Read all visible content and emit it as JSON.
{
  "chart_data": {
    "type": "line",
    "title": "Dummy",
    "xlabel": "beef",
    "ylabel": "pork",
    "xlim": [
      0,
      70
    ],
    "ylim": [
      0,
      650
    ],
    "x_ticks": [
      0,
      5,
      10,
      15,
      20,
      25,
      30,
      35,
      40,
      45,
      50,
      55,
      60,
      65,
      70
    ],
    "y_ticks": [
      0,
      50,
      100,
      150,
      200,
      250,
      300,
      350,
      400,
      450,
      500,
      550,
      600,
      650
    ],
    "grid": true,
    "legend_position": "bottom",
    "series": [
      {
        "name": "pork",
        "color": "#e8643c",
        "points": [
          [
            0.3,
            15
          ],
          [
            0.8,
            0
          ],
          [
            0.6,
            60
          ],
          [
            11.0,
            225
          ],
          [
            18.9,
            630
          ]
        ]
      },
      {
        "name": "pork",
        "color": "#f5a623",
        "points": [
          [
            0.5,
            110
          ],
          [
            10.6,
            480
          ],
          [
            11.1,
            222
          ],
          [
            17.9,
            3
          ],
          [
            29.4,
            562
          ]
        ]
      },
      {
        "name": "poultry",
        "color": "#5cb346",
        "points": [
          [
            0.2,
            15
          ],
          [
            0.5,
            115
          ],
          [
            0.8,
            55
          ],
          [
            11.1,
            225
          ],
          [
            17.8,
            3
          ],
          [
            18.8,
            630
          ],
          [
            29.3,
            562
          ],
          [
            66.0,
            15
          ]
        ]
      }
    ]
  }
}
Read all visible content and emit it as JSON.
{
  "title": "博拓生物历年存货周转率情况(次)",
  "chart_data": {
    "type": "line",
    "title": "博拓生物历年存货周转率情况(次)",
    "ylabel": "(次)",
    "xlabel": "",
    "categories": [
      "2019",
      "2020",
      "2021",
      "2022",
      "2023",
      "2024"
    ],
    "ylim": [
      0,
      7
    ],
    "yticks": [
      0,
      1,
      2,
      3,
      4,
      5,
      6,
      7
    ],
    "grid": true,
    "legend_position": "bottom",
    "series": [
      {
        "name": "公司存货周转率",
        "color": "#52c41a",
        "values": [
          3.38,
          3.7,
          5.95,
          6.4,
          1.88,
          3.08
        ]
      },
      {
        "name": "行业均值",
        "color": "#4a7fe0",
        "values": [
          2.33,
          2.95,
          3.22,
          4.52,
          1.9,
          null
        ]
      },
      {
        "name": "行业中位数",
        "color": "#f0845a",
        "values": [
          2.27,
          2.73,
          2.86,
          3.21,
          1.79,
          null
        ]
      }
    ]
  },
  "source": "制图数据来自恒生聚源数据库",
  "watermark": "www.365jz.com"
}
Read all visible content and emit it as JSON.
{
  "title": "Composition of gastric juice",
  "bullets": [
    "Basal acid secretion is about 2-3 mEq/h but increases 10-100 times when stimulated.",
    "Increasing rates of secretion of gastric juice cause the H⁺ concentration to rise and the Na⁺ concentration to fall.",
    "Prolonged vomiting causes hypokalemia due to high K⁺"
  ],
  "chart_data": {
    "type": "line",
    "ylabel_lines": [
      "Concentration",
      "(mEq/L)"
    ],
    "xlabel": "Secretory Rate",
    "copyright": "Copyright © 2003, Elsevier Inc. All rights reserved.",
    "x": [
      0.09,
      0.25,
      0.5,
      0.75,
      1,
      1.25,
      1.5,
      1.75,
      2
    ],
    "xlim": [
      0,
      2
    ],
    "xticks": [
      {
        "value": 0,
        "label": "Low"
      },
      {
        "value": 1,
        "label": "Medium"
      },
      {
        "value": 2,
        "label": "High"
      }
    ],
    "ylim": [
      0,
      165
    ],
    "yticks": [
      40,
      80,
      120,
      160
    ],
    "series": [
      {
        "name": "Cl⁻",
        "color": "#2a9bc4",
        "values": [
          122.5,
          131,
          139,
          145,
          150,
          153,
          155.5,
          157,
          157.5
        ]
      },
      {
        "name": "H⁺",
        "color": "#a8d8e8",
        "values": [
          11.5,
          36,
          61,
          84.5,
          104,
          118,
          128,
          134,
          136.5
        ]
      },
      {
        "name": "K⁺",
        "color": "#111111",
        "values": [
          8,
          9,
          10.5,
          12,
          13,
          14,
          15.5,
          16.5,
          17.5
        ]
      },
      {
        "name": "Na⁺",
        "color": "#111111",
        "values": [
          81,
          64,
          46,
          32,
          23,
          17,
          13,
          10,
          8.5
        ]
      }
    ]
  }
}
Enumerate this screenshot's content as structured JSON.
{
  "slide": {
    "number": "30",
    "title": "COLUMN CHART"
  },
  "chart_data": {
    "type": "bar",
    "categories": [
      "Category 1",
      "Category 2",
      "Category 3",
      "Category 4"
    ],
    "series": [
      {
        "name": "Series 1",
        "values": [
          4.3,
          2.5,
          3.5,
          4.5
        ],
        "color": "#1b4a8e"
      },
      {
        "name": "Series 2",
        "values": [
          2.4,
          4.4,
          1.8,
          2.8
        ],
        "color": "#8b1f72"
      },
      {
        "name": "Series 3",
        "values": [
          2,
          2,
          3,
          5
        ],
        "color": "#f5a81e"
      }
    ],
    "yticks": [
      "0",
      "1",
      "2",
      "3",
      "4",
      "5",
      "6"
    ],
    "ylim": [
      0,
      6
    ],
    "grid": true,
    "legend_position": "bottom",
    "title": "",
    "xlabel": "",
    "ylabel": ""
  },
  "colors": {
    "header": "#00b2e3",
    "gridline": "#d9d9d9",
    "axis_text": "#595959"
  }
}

• • • • •

* AIM: Please output the complete data exactly.

* THE RESULT:
Read all visible content and emit it as JSON.
{
  "chart_data": {
    "type": "line",
    "title": "Dummy",
    "xlabel": "beef",
    "ylabel": "pork",
    "xlim": [
      0,
      70
    ],
    "ylim": [
      0,
      650
    ],
    "x_ticks": [
      0,
      5,
      10,
      15,
      20,
      25,
      30,
      35,
      40,
      45,
      50,
      55,
      60,
      65,
      70
    ],
    "y_ticks": [
      0,
      50,
      100,
      150,
      200,
      250,
      300,
      350,
      400,
      450,
      500,
      550,
      600,
      650
    ],
    "grid": true,
    "legend_position": "bottom",
    "series": [
      {
        "name": "pork",
        "color": "#e8643c",
        "points": [
          [
            0.3,
            15
          ],
          [
            0.8,
            0
          ],
          [
            0.6,
            60
          ],
          [
            11.0,
            225
          ],
          [
            18.9,
            630
          ]
        ]
      },
      {
        "name": "pork",
        "color": "#f5a623",
        "points": [
          [
            0.5,
            110
          ],
          [
            10.6,
            480
          ],
          [
            11.1,
            222
          ],
          [
            17.9,
            3
          ],
          [
            29.4,
            562
          ]
        ]
      },
      {
        "name": "poultry",
        "color": "#5cb346",
        "points": [
          [
            0.2,
            15
          ],
          [
            0.5,
            115
          ],
          [
            0.8,
            55
          ],
          [
            11.1,
            225
          ],
          [
            17.8,
            3
          ],
          [
            18.8,
            630
          ],
          [
            29.3,
            562
          ],
          [
            66.0,
            15
          ]
        ]
      }
    ]
  }
}
Read all visible content and emit it as JSON.
{
  "title": "博拓生物历年存货周转率情况(次)",
  "chart_data": {
    "type": "line",
    "title": "博拓生物历年存货周转率情况(次)",
    "ylabel": "(次)",
    "xlabel": "",
    "categories": [
      "2019",
      "2020",
      "2021",
      "2022",
      "2023",
      "2024"
    ],
    "ylim": [
      0,
      7
    ],
    "yticks": [
      0,
      1,
      2,
      3,
      4,
      5,
      6,
      7
    ],
    "grid": true,
    "legend_position": "bottom",
    "series": [
      {
        "name": "公司存货周转率",
        "color": "#52c41a",
        "values": [
          3.38,
          3.7,
          5.95,
          6.4,
          1.88,
          3.08
        ]
      },
      {
        "name": "行业均值",
        "color": "#4a7fe0",
        "values": [
          2.33,
          2.95,
          3.22,
          4.52,
          1.9,
          null
        ]
      },
      {
        "name": "行业中位数",
        "color": "#f0845a",
        "values": [
          2.27,
          2.73,
          2.86,
          3.21,
          1.79,
          null
        ]
      }
    ]
  },
  "source": "制图数据来自恒生聚源数据库",
  "watermark": "www.365jz.com"
}
Read all visible content and emit it as JSON.
{
  "title": "Composition of gastric juice",
  "bullets": [
    "Basal acid secretion is about 2-3 mEq/h but increases 10-100 times when stimulated.",
    "Increasing rates of secretion of gastric juice cause the H⁺ concentration to rise and the Na⁺ concentration to fall.",
    "Prolonged vomiting causes hypokalemia due to high K⁺"
  ],
  "chart_data": {
    "type": "line",
    "ylabel_lines": [
      "Concentration",
      "(mEq/L)"
    ],
    "xlabel": "Secretory Rate",
    "copyright": "Copyright © 2003, Elsevier Inc. All rights reserved.",
    "x": [
      0.09,
      0.25,
      0.5,
      0.75,
      1,
      1.25,
      1.5,
      1.75,
      2
    ],
    "xlim": [
      0,
      2
    ],
    "xticks": [
      {
        "value": 0,
        "label": "Low"
      },
      {
        "value": 1,
        "label": "Medium"
      },
      {
        "value": 2,
        "label": "High"
      }
    ],
    "ylim": [
      0,
      165
    ],
    "yticks": [
      40,
      80,
      120,
      160
    ],
    "series": [
      {
        "name": "Cl⁻",
        "color": "#2a9bc4",
        "values": [
          122.5,
          131,
          139,
          145,
          150,
          153,
          155.5,
          157,
          157.5
        ]
      },
      {
        "name": "H⁺",
        "color": "#a8d8e8",
        "values": [
          11.5,
          36,
          61,
          84.5,
          104,
          118,
          128,
          134,
          136.5
        ]
      },
      {
        "name": "K⁺",
        "color": "#111111",
        "values": [
          8,
          9,
          10.5,
          12,
          13,
          14,
          15.5,
          16.5,
          17.5
        ]
      },
      {
        "name": "Na⁺",
        "color": "#111111",
        "values": [
          81,
          64,
          46,
          32,
          23,
          17,
          13,
          10,
          8.5
        ]
      }
    ]
  }
}
Enumerate this screenshot's content as structured JSON.
{
  "slide": {
    "number": "30",
    "title": "COLUMN CHART"
  },
  "chart_data": {
    "type": "bar",
    "categories": [
      "Category 1",
      "Category 2",
      "Category 3",
      "Category 4"
    ],
    "series": [
      {
        "name": "Series 1",
        "values": [
          4.3,
          2.5,
          3.5,
          4.5
        ],
        "color": "#1b4a8e"
      },
      {
        "name": "Series 2",
        "values": [
          2.4,
          4.4,
          1.8,
          2.8
        ],
        "color": "#8b1f72"
      },
      {
        "name": "Series 3",
        "values": [
          2,
          2,
          3,
          5
        ],
        "color": "#f5a81e"
      }
    ],
    "yticks": [
      "0",
      "1",
      "2",
      "3",
      "4",
      "5",
      "6"
    ],
    "ylim": [
      0,
      6
    ],
    "grid": true,
    "legend_position": "bottom",
    "title": "",
    "xlabel": "",
    "ylabel": ""
  },
  "colors": {
    "header": "#00b2e3",
    "gridline": "#d9d9d9",
    "axis_text": "#595959"
  }
}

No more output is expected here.